▶ [STORED RECORDS]
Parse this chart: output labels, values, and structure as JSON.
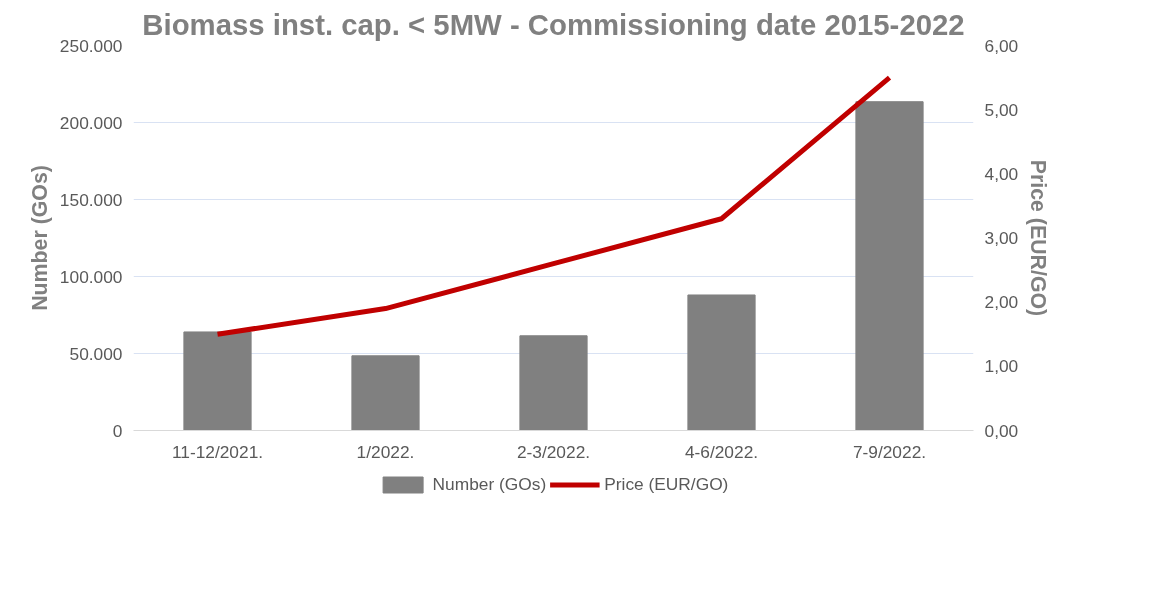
{
  "chart_data": {
    "type": "bar",
    "title": "Biomass inst. cap. < 5MW - Commissioning date 2015-2022",
    "ylabel": "Number (GOs)",
    "y2label": "Price (EUR/GO)",
    "categories": [
      "11-12/2021.",
      "1/2022.",
      "2-3/2022.",
      "4-6/2022.",
      "7-9/2022."
    ],
    "series": [
      {
        "name": "Number (GOs)",
        "color": "#808080",
        "values": [
          64000,
          48500,
          61500,
          88000,
          213500
        ]
      },
      {
        "name": "Price (EUR/GO)",
        "type": "line",
        "axis": "y2",
        "color": "#c00000",
        "values": [
          1.5,
          1.9,
          2.6,
          3.3,
          5.5
        ]
      }
    ],
    "ylim": [
      0,
      250000
    ],
    "yticks": [
      {
        "value": 0,
        "label": "0"
      },
      {
        "value": 50000,
        "label": "50.000"
      },
      {
        "value": 100000,
        "label": "100.000"
      },
      {
        "value": 150000,
        "label": "150.000"
      },
      {
        "value": 200000,
        "label": "200.000"
      },
      {
        "value": 250000,
        "label": "250.000"
      }
    ],
    "y2lim": [
      0,
      6
    ],
    "y2ticks": [
      {
        "value": 0,
        "label": "0,00"
      },
      {
        "value": 1,
        "label": "1,00"
      },
      {
        "value": 2,
        "label": "2,00"
      },
      {
        "value": 3,
        "label": "3,00"
      },
      {
        "value": 4,
        "label": "4,00"
      },
      {
        "value": 5,
        "label": "5,00"
      },
      {
        "value": 6,
        "label": "6,00"
      }
    ],
    "grid": "y",
    "legend": "bottom",
    "marker": "none",
    "line_style": "solid"
  }
}
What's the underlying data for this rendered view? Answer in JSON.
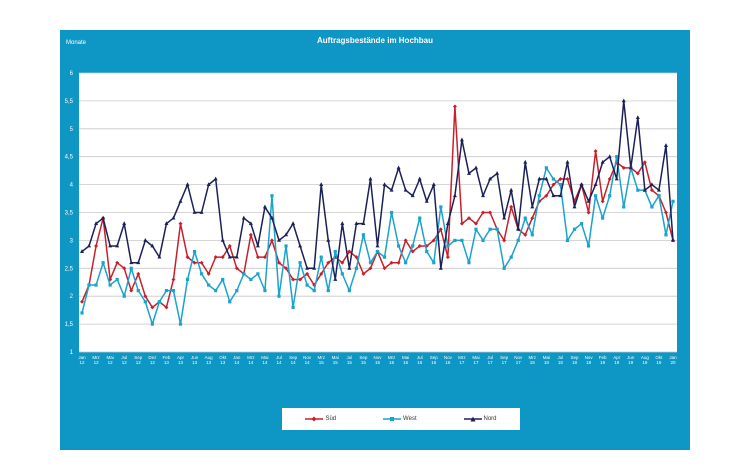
{
  "chart_data": {
    "type": "line",
    "title": "Auftragsbestände im Hochbau",
    "ylabel": "Monate",
    "xlabel": "",
    "ylim": [
      1,
      6
    ],
    "y_ticks": [
      "1",
      "1,5",
      "2",
      "2,5",
      "3",
      "3,5",
      "4",
      "4,5",
      "5",
      "5,5",
      "6"
    ],
    "grid": true,
    "legend_position": "bottom",
    "x_tick_labels": [
      [
        "Jan",
        "12"
      ],
      [
        "Mrz",
        "12"
      ],
      [
        "Mai",
        "12"
      ],
      [
        "Jul",
        "12"
      ],
      [
        "Sep",
        "12"
      ],
      [
        "Dez",
        "12"
      ],
      [
        "Feb",
        "13"
      ],
      [
        "Apr",
        "13"
      ],
      [
        "Jun",
        "13"
      ],
      [
        "Aug",
        "13"
      ],
      [
        "Okt",
        "13"
      ],
      [
        "Jan",
        "14"
      ],
      [
        "Mrz",
        "14"
      ],
      [
        "Mai",
        "14"
      ],
      [
        "Jul",
        "14"
      ],
      [
        "Sep",
        "14"
      ],
      [
        "Nov",
        "14"
      ],
      [
        "Mrz",
        "15"
      ],
      [
        "Mai",
        "15"
      ],
      [
        "Jul",
        "15"
      ],
      [
        "Sep",
        "15"
      ],
      [
        "Nov",
        "15"
      ],
      [
        "Mrz",
        "16"
      ],
      [
        "Mai",
        "16"
      ],
      [
        "Jul",
        "16"
      ],
      [
        "Sep",
        "16"
      ],
      [
        "Nov",
        "16"
      ],
      [
        "Mrz",
        "17"
      ],
      [
        "Mai",
        "17"
      ],
      [
        "Jul",
        "17"
      ],
      [
        "Sep",
        "17"
      ],
      [
        "Nov",
        "17"
      ],
      [
        "Mrz",
        "18"
      ],
      [
        "Mai",
        "18"
      ],
      [
        "Jul",
        "18"
      ],
      [
        "Sep",
        "18"
      ],
      [
        "Nov",
        "18"
      ],
      [
        "Feb",
        "19"
      ],
      [
        "Apr",
        "19"
      ],
      [
        "Jun",
        "19"
      ],
      [
        "Aug",
        "19"
      ],
      [
        "Okt",
        "19"
      ],
      [
        "Jan",
        "20"
      ]
    ],
    "series": [
      {
        "name": "Süd",
        "color": "#c8202a",
        "marker": "diamond",
        "values": [
          1.9,
          2.2,
          2.9,
          3.4,
          2.3,
          2.6,
          2.5,
          2.1,
          2.4,
          2.0,
          1.8,
          1.9,
          1.8,
          2.3,
          3.3,
          2.7,
          2.6,
          2.6,
          2.4,
          2.7,
          2.7,
          2.9,
          2.5,
          2.4,
          3.1,
          2.7,
          2.7,
          3.0,
          2.6,
          2.5,
          2.3,
          2.3,
          2.4,
          2.2,
          2.4,
          2.6,
          2.7,
          2.6,
          2.8,
          2.7,
          2.4,
          2.5,
          2.8,
          2.5,
          2.6,
          2.6,
          3.0,
          2.8,
          2.9,
          2.9,
          3.0,
          3.2,
          2.7,
          5.4,
          3.3,
          3.4,
          3.3,
          3.5,
          3.5,
          3.2,
          3.0,
          3.6,
          3.2,
          3.1,
          3.4,
          3.7,
          3.8,
          4.0,
          4.1,
          4.1,
          3.7,
          4.0,
          3.5,
          4.6,
          3.7,
          4.1,
          4.4,
          4.3,
          4.3,
          4.2,
          4.4,
          3.9,
          3.8,
          3.5,
          3.0
        ]
      },
      {
        "name": "West",
        "color": "#1aa3cc",
        "marker": "square",
        "values": [
          1.7,
          2.2,
          2.2,
          2.6,
          2.2,
          2.3,
          2.0,
          2.5,
          2.1,
          1.9,
          1.5,
          1.9,
          2.1,
          2.1,
          1.5,
          2.3,
          2.8,
          2.4,
          2.2,
          2.1,
          2.3,
          1.9,
          2.1,
          2.4,
          2.3,
          2.4,
          2.1,
          3.8,
          2.0,
          2.9,
          1.8,
          2.6,
          2.2,
          2.1,
          2.7,
          2.1,
          2.8,
          2.4,
          2.1,
          2.5,
          3.1,
          2.6,
          2.8,
          2.7,
          3.5,
          2.9,
          2.6,
          2.9,
          3.4,
          2.8,
          2.6,
          3.6,
          2.9,
          3.0,
          3.0,
          2.6,
          3.2,
          3.0,
          3.2,
          3.2,
          2.5,
          2.7,
          3.0,
          3.4,
          3.1,
          3.8,
          4.3,
          4.1,
          4.0,
          3.0,
          3.2,
          3.3,
          2.9,
          3.8,
          3.4,
          3.8,
          4.5,
          3.6,
          4.3,
          3.9,
          3.9,
          3.6,
          3.8,
          3.1,
          3.7
        ]
      },
      {
        "name": "Nord",
        "color": "#1c2059",
        "marker": "triangle",
        "values": [
          2.8,
          2.9,
          3.3,
          3.4,
          2.9,
          2.9,
          3.3,
          2.6,
          2.6,
          3.0,
          2.9,
          2.7,
          3.3,
          3.4,
          3.7,
          4.0,
          3.5,
          3.5,
          4.0,
          4.1,
          3.0,
          2.7,
          2.7,
          3.4,
          3.3,
          2.9,
          3.6,
          3.4,
          3.0,
          3.1,
          3.3,
          2.9,
          2.5,
          2.5,
          4.0,
          3.0,
          2.3,
          3.3,
          2.5,
          3.3,
          3.3,
          4.1,
          2.9,
          4.0,
          3.9,
          4.3,
          3.9,
          3.8,
          4.1,
          3.7,
          4.0,
          2.5,
          3.3,
          3.8,
          4.8,
          4.2,
          4.3,
          3.8,
          4.1,
          4.2,
          3.4,
          3.9,
          3.2,
          4.4,
          3.6,
          4.1,
          4.1,
          3.8,
          3.8,
          4.4,
          3.6,
          4.0,
          3.7,
          4.0,
          4.4,
          4.5,
          4.1,
          5.5,
          4.3,
          5.2,
          3.9,
          4.0,
          3.9,
          4.7,
          3.0
        ]
      }
    ]
  }
}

▶ [GOAL]
Omit the images and transcribe all of the records above word for word.

▶ [CORRECT ANSWER]
Parse this chart: output labels, values, and structure as JSON.
{
  "chart_data": {
    "type": "bar",
    "title": "Biomass inst. cap. < 5MW - Commissioning date 2015-2022",
    "ylabel": "Number (GOs)",
    "y2label": "Price (EUR/GO)",
    "categories": [
      "11-12/2021.",
      "1/2022.",
      "2-3/2022.",
      "4-6/2022.",
      "7-9/2022."
    ],
    "series": [
      {
        "name": "Number (GOs)",
        "color": "#808080",
        "values": [
          64000,
          48500,
          61500,
          88000,
          213500
        ]
      },
      {
        "name": "Price (EUR/GO)",
        "type": "line",
        "axis": "y2",
        "color": "#c00000",
        "values": [
          1.5,
          1.9,
          2.6,
          3.3,
          5.5
        ]
      }
    ],
    "ylim": [
      0,
      250000
    ],
    "yticks": [
      {
        "value": 0,
        "label": "0"
      },
      {
        "value": 50000,
        "label": "50.000"
      },
      {
        "value": 100000,
        "label": "100.000"
      },
      {
        "value": 150000,
        "label": "150.000"
      },
      {
        "value": 200000,
        "label": "200.000"
      },
      {
        "value": 250000,
        "label": "250.000"
      }
    ],
    "y2lim": [
      0,
      6
    ],
    "y2ticks": [
      {
        "value": 0,
        "label": "0,00"
      },
      {
        "value": 1,
        "label": "1,00"
      },
      {
        "value": 2,
        "label": "2,00"
      },
      {
        "value": 3,
        "label": "3,00"
      },
      {
        "value": 4,
        "label": "4,00"
      },
      {
        "value": 5,
        "label": "5,00"
      },
      {
        "value": 6,
        "label": "6,00"
      }
    ],
    "grid": "y",
    "legend": "bottom",
    "marker": "none",
    "line_style": "solid"
  }
}
What's the underlying data for this rendered view? Answer in JSON.
{
  "chart_data": {
    "type": "line",
    "title": "Auftragsbestände im Hochbau",
    "ylabel": "Monate",
    "xlabel": "",
    "ylim": [
      1,
      6
    ],
    "y_ticks": [
      "1",
      "1,5",
      "2",
      "2,5",
      "3",
      "3,5",
      "4",
      "4,5",
      "5",
      "5,5",
      "6"
    ],
    "grid": true,
    "legend_position": "bottom",
    "x_tick_labels": [
      [
        "Jan",
        "12"
      ],
      [
        "Mrz",
        "12"
      ],
      [
        "Mai",
        "12"
      ],
      [
        "Jul",
        "12"
      ],
      [
        "Sep",
        "12"
      ],
      [
        "Dez",
        "12"
      ],
      [
        "Feb",
        "13"
      ],
      [
        "Apr",
        "13"
      ],
      [
        "Jun",
        "13"
      ],
      [
        "Aug",
        "13"
      ],
      [
        "Okt",
        "13"
      ],
      [
        "Jan",
        "14"
      ],
      [
        "Mrz",
        "14"
      ],
      [
        "Mai",
        "14"
      ],
      [
        "Jul",
        "14"
      ],
      [
        "Sep",
        "14"
      ],
      [
        "Nov",
        "14"
      ],
      [
        "Mrz",
        "15"
      ],
      [
        "Mai",
        "15"
      ],
      [
        "Jul",
        "15"
      ],
      [
        "Sep",
        "15"
      ],
      [
        "Nov",
        "15"
      ],
      [
        "Mrz",
        "16"
      ],
      [
        "Mai",
        "16"
      ],
      [
        "Jul",
        "16"
      ],
      [
        "Sep",
        "16"
      ],
      [
        "Nov",
        "16"
      ],
      [
        "Mrz",
        "17"
      ],
      [
        "Mai",
        "17"
      ],
      [
        "Jul",
        "17"
      ],
      [
        "Sep",
        "17"
      ],
      [
        "Nov",
        "17"
      ],
      [
        "Mrz",
        "18"
      ],
      [
        "Mai",
        "18"
      ],
      [
        "Jul",
        "18"
      ],
      [
        "Sep",
        "18"
      ],
      [
        "Nov",
        "18"
      ],
      [
        "Feb",
        "19"
      ],
      [
        "Apr",
        "19"
      ],
      [
        "Jun",
        "19"
      ],
      [
        "Aug",
        "19"
      ],
      [
        "Okt",
        "19"
      ],
      [
        "Jan",
        "20"
      ]
    ],
    "series": [
      {
        "name": "Süd",
        "color": "#c8202a",
        "marker": "diamond",
        "values": [
          1.9,
          2.2,
          2.9,
          3.4,
          2.3,
          2.6,
          2.5,
          2.1,
          2.4,
          2.0,
          1.8,
          1.9,
          1.8,
          2.3,
          3.3,
          2.7,
          2.6,
          2.6,
          2.4,
          2.7,
          2.7,
          2.9,
          2.5,
          2.4,
          3.1,
          2.7,
          2.7,
          3.0,
          2.6,
          2.5,
          2.3,
          2.3,
          2.4,
          2.2,
          2.4,
          2.6,
          2.7,
          2.6,
          2.8,
          2.7,
          2.4,
          2.5,
          2.8,
          2.5,
          2.6,
          2.6,
          3.0,
          2.8,
          2.9,
          2.9,
          3.0,
          3.2,
          2.7,
          5.4,
          3.3,
          3.4,
          3.3,
          3.5,
          3.5,
          3.2,
          3.0,
          3.6,
          3.2,
          3.1,
          3.4,
          3.7,
          3.8,
          4.0,
          4.1,
          4.1,
          3.7,
          4.0,
          3.5,
          4.6,
          3.7,
          4.1,
          4.4,
          4.3,
          4.3,
          4.2,
          4.4,
          3.9,
          3.8,
          3.5,
          3.0
        ]
      },
      {
        "name": "West",
        "color": "#1aa3cc",
        "marker": "square",
        "values": [
          1.7,
          2.2,
          2.2,
          2.6,
          2.2,
          2.3,
          2.0,
          2.5,
          2.1,
          1.9,
          1.5,
          1.9,
          2.1,
          2.1,
          1.5,
          2.3,
          2.8,
          2.4,
          2.2,
          2.1,
          2.3,
          1.9,
          2.1,
          2.4,
          2.3,
          2.4,
          2.1,
          3.8,
          2.0,
          2.9,
          1.8,
          2.6,
          2.2,
          2.1,
          2.7,
          2.1,
          2.8,
          2.4,
          2.1,
          2.5,
          3.1,
          2.6,
          2.8,
          2.7,
          3.5,
          2.9,
          2.6,
          2.9,
          3.4,
          2.8,
          2.6,
          3.6,
          2.9,
          3.0,
          3.0,
          2.6,
          3.2,
          3.0,
          3.2,
          3.2,
          2.5,
          2.7,
          3.0,
          3.4,
          3.1,
          3.8,
          4.3,
          4.1,
          4.0,
          3.0,
          3.2,
          3.3,
          2.9,
          3.8,
          3.4,
          3.8,
          4.5,
          3.6,
          4.3,
          3.9,
          3.9,
          3.6,
          3.8,
          3.1,
          3.7
        ]
      },
      {
        "name": "Nord",
        "color": "#1c2059",
        "marker": "triangle",
        "values": [
          2.8,
          2.9,
          3.3,
          3.4,
          2.9,
          2.9,
          3.3,
          2.6,
          2.6,
          3.0,
          2.9,
          2.7,
          3.3,
          3.4,
          3.7,
          4.0,
          3.5,
          3.5,
          4.0,
          4.1,
          3.0,
          2.7,
          2.7,
          3.4,
          3.3,
          2.9,
          3.6,
          3.4,
          3.0,
          3.1,
          3.3,
          2.9,
          2.5,
          2.5,
          4.0,
          3.0,
          2.3,
          3.3,
          2.5,
          3.3,
          3.3,
          4.1,
          2.9,
          4.0,
          3.9,
          4.3,
          3.9,
          3.8,
          4.1,
          3.7,
          4.0,
          2.5,
          3.3,
          3.8,
          4.8,
          4.2,
          4.3,
          3.8,
          4.1,
          4.2,
          3.4,
          3.9,
          3.2,
          4.4,
          3.6,
          4.1,
          4.1,
          3.8,
          3.8,
          4.4,
          3.6,
          4.0,
          3.7,
          4.0,
          4.4,
          4.5,
          4.1,
          5.5,
          4.3,
          5.2,
          3.9,
          4.0,
          3.9,
          4.7,
          3.0
        ]
      }
    ]
  }
}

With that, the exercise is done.